--- BEGIN GIVEN RECORDS ---

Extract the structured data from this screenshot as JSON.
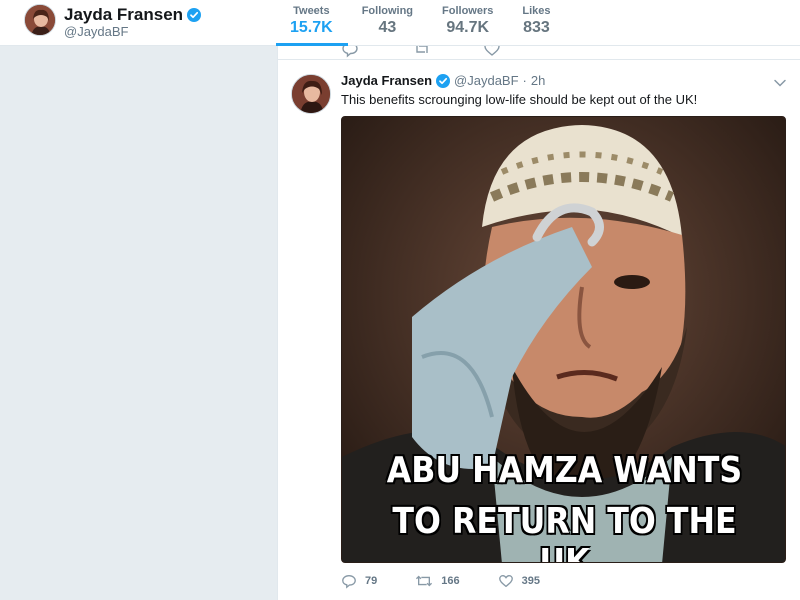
{
  "profile": {
    "name": "Jayda Fransen",
    "handle": "@JaydaBF",
    "verified_color": "#1da1f2"
  },
  "nav": [
    {
      "label": "Tweets",
      "value": "15.7K",
      "active": true
    },
    {
      "label": "Following",
      "value": "43",
      "active": false
    },
    {
      "label": "Followers",
      "value": "94.7K",
      "active": false
    },
    {
      "label": "Likes",
      "value": "833",
      "active": false
    }
  ],
  "tweet": {
    "name": "Jayda Fransen",
    "handle": "@JaydaBF",
    "separator": "·",
    "time": "2h",
    "text": "This benefits scrounging low-life should be kept out of the UK!",
    "media": {
      "caption_line1": "ABU HAMZA WANTS",
      "caption_line2": "TO RETURN TO THE UK"
    },
    "actions": {
      "replies": "79",
      "retweets": "166",
      "likes": "395"
    }
  },
  "colors": {
    "accent": "#1da1f2",
    "muted": "#657786",
    "background": "#e6ecf0"
  }
}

--- END GIVEN RECORDS ---

#### WHAT IS BEING ASKED
Each line of the data should be quoted exactly, with pictures left out.

#### OUTPUT OF THE TASK
Extract the structured data from this screenshot as JSON.
{
  "profile": {
    "name": "Jayda Fransen",
    "handle": "@JaydaBF",
    "verified_color": "#1da1f2"
  },
  "nav": [
    {
      "label": "Tweets",
      "value": "15.7K",
      "active": true
    },
    {
      "label": "Following",
      "value": "43",
      "active": false
    },
    {
      "label": "Followers",
      "value": "94.7K",
      "active": false
    },
    {
      "label": "Likes",
      "value": "833",
      "active": false
    }
  ],
  "tweet": {
    "name": "Jayda Fransen",
    "handle": "@JaydaBF",
    "separator": "·",
    "time": "2h",
    "text": "This benefits scrounging low-life should be kept out of the UK!",
    "media": {
      "caption_line1": "ABU HAMZA WANTS",
      "caption_line2": "TO RETURN TO THE UK"
    },
    "actions": {
      "replies": "79",
      "retweets": "166",
      "likes": "395"
    }
  },
  "colors": {
    "accent": "#1da1f2",
    "muted": "#657786",
    "background": "#e6ecf0"
  }
}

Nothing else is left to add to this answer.